The exercise: Which lines have the string "trong"? Copy all of them from the entries below.
----- Data shown
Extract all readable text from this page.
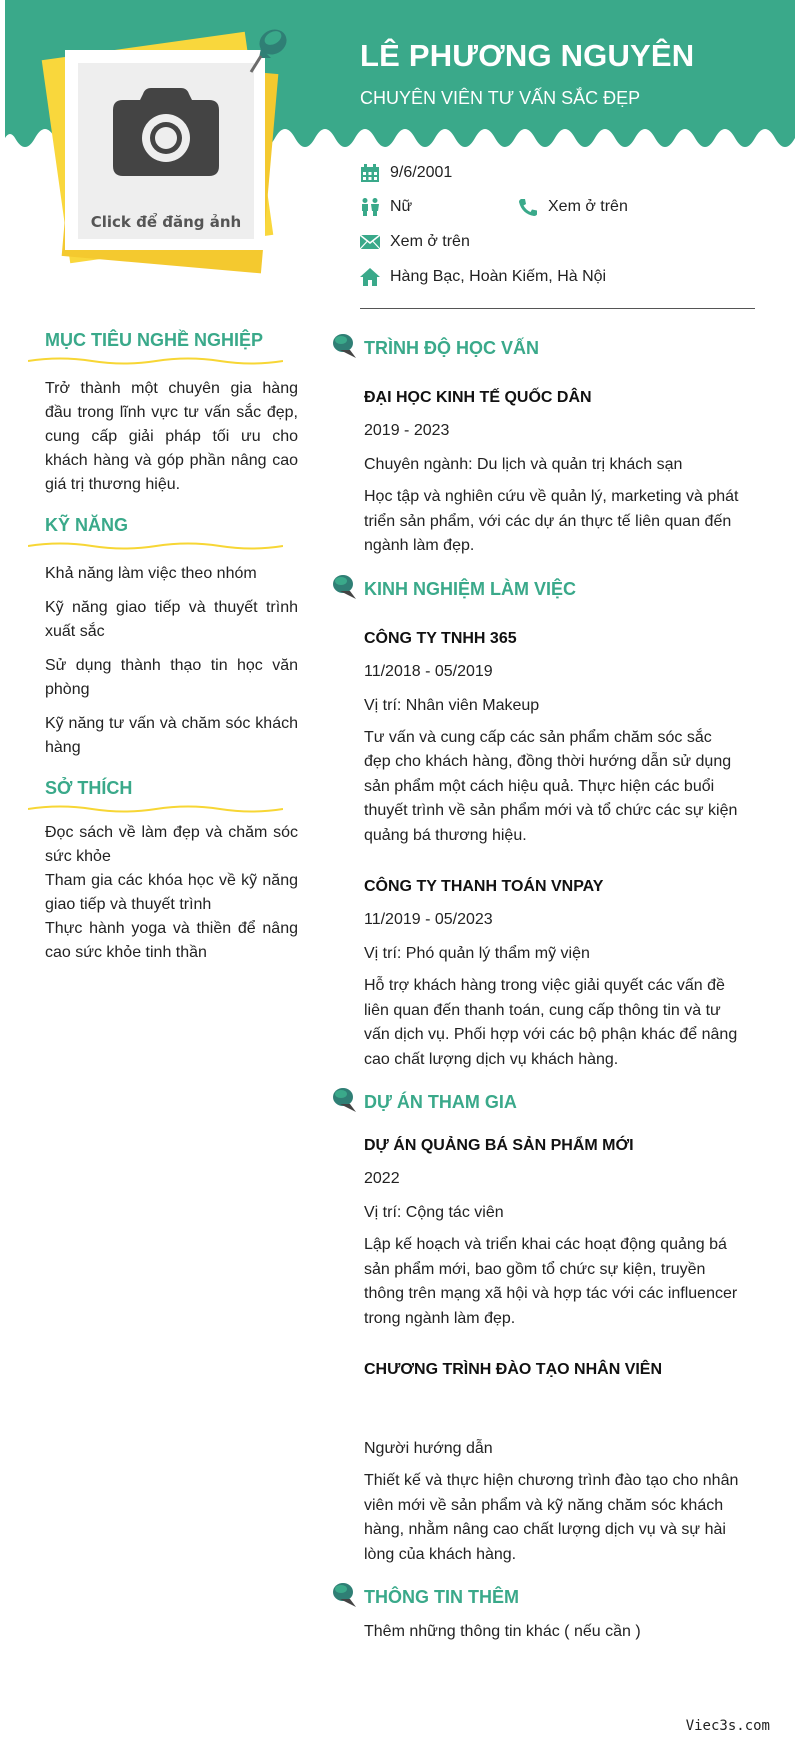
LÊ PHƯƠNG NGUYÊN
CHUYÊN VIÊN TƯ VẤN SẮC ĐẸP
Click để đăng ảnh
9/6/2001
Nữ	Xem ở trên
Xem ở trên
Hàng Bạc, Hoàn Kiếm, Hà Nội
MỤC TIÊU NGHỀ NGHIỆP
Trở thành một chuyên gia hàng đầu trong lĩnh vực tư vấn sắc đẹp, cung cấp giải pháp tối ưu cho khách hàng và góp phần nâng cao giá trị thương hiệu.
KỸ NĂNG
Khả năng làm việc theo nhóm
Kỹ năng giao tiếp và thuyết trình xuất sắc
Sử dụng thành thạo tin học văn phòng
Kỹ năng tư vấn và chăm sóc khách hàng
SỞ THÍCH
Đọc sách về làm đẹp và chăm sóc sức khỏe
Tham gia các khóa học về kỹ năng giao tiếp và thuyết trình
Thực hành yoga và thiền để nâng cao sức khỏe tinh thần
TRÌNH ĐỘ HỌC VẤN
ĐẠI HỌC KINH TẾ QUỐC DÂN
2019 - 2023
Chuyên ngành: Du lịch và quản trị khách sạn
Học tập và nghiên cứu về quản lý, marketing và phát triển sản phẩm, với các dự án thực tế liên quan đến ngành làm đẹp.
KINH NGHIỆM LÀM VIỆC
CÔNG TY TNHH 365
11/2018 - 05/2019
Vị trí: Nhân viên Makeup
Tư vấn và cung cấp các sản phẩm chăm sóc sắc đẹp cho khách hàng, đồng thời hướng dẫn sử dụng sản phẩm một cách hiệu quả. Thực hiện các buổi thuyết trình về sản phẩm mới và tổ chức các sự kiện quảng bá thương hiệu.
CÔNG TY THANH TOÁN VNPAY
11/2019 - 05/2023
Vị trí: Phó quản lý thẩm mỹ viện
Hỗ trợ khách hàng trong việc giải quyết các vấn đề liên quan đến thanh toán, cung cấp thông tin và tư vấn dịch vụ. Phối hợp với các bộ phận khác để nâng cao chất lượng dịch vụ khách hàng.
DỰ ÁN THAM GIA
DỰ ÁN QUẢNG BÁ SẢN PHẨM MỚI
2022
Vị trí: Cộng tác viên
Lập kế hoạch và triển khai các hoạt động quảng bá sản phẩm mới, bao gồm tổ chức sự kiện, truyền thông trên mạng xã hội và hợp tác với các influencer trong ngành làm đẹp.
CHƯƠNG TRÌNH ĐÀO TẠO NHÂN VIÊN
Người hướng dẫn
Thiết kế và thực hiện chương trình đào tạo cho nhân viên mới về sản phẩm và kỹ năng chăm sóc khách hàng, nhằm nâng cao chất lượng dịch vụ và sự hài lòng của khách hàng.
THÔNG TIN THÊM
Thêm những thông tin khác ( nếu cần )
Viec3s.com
----------
----- Data shown
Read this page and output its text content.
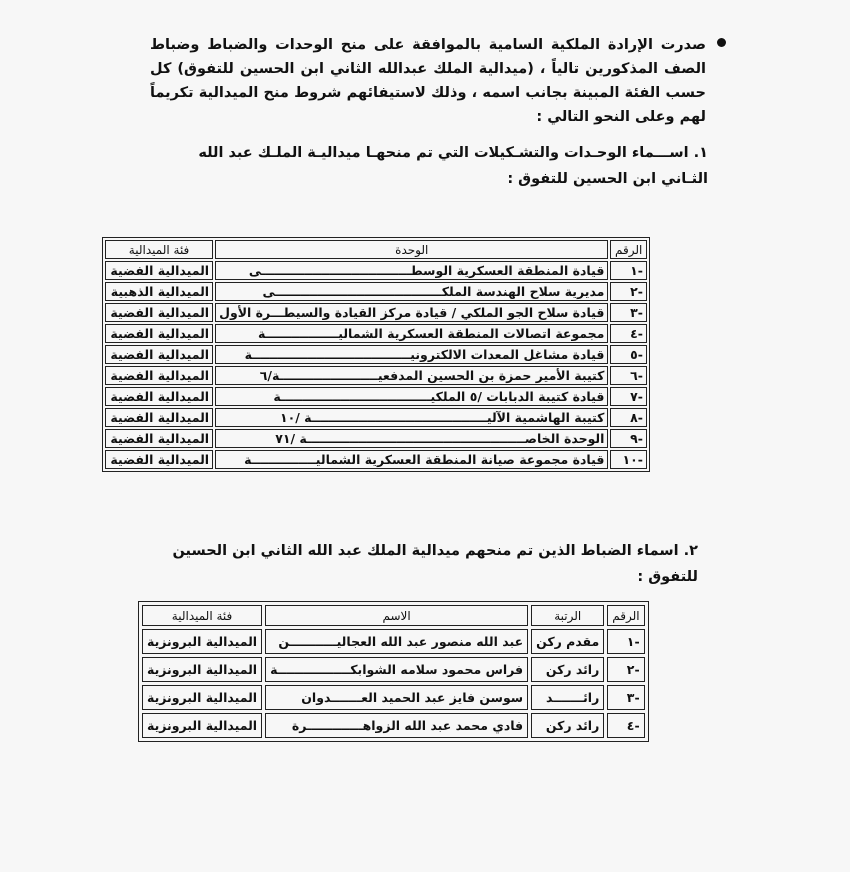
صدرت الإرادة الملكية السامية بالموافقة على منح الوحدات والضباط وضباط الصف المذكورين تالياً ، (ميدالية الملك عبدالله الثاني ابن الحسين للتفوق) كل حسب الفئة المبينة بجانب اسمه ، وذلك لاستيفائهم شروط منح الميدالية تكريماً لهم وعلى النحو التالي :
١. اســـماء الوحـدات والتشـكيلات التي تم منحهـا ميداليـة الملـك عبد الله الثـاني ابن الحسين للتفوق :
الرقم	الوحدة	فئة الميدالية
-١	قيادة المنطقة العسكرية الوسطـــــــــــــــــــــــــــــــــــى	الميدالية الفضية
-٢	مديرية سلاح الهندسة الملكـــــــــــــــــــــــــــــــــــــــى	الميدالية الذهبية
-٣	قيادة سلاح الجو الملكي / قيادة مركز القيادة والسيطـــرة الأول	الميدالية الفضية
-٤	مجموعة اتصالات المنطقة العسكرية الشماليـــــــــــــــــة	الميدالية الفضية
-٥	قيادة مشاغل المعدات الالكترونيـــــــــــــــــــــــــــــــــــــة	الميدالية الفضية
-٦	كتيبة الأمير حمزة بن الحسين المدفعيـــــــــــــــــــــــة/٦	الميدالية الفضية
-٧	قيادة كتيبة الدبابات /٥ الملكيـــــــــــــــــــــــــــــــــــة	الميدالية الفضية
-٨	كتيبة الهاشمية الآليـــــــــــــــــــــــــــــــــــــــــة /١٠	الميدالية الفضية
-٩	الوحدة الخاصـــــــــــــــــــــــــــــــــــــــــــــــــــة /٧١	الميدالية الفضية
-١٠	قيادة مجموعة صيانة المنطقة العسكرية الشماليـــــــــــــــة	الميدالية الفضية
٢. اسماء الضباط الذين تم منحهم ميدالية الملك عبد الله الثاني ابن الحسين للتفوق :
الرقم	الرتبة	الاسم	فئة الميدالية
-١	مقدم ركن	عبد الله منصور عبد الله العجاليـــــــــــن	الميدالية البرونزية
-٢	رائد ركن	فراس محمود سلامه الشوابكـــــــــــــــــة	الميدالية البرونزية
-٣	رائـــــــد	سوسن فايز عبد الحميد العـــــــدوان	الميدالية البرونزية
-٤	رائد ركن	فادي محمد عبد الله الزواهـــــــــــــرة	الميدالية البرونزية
----------
----- Data shown
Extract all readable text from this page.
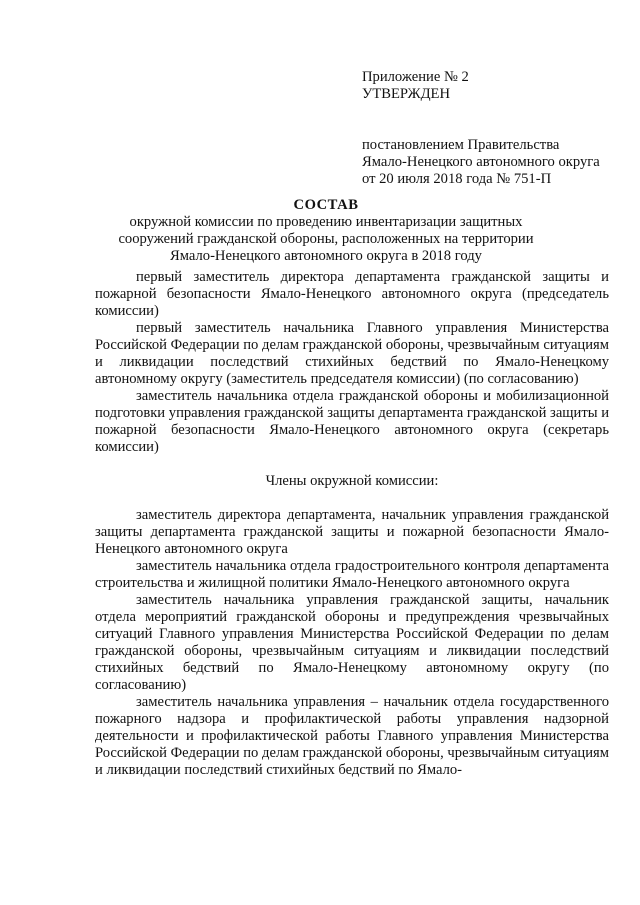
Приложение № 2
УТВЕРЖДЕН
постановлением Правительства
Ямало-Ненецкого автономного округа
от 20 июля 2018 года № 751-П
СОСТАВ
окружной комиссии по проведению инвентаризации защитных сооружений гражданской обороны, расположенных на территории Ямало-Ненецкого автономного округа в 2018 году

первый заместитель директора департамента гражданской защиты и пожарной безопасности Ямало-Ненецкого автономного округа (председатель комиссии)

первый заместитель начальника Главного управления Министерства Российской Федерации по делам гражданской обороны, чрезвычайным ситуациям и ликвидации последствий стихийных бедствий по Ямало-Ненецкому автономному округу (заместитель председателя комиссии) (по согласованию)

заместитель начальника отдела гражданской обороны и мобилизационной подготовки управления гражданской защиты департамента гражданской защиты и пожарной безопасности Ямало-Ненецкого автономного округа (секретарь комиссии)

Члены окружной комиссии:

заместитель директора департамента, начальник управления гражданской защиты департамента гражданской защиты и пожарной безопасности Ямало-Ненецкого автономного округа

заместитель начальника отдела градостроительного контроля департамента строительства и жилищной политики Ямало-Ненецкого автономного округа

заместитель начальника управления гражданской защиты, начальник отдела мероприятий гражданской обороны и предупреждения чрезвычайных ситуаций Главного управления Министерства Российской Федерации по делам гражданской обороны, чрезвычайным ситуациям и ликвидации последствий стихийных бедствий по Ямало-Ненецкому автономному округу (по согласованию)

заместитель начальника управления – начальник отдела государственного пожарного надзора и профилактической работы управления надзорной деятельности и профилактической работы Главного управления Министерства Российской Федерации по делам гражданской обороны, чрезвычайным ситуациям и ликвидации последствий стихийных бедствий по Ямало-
----------
Written response:
Trở thành một chuyên gia hàng đầu trong lĩnh vực tư vấn sắc đẹp, cung cấp giải pháp tối ưu cho khách hàng và góp phần nâng cao giá trị thương hiệu.
Hỗ trợ khách hàng trong việc giải quyết các vấn đề liên quan đến thanh toán, cung cấp thông tin và tư vấn dịch vụ. Phối hợp với các bộ phận khác để nâng cao chất lượng dịch vụ khách hàng.
Lập kế hoạch và triển khai các hoạt động quảng bá sản phẩm mới, bao gồm tổ chức sự kiện, truyền thông trên mạng xã hội và hợp tác với các influencer trong ngành làm đẹp.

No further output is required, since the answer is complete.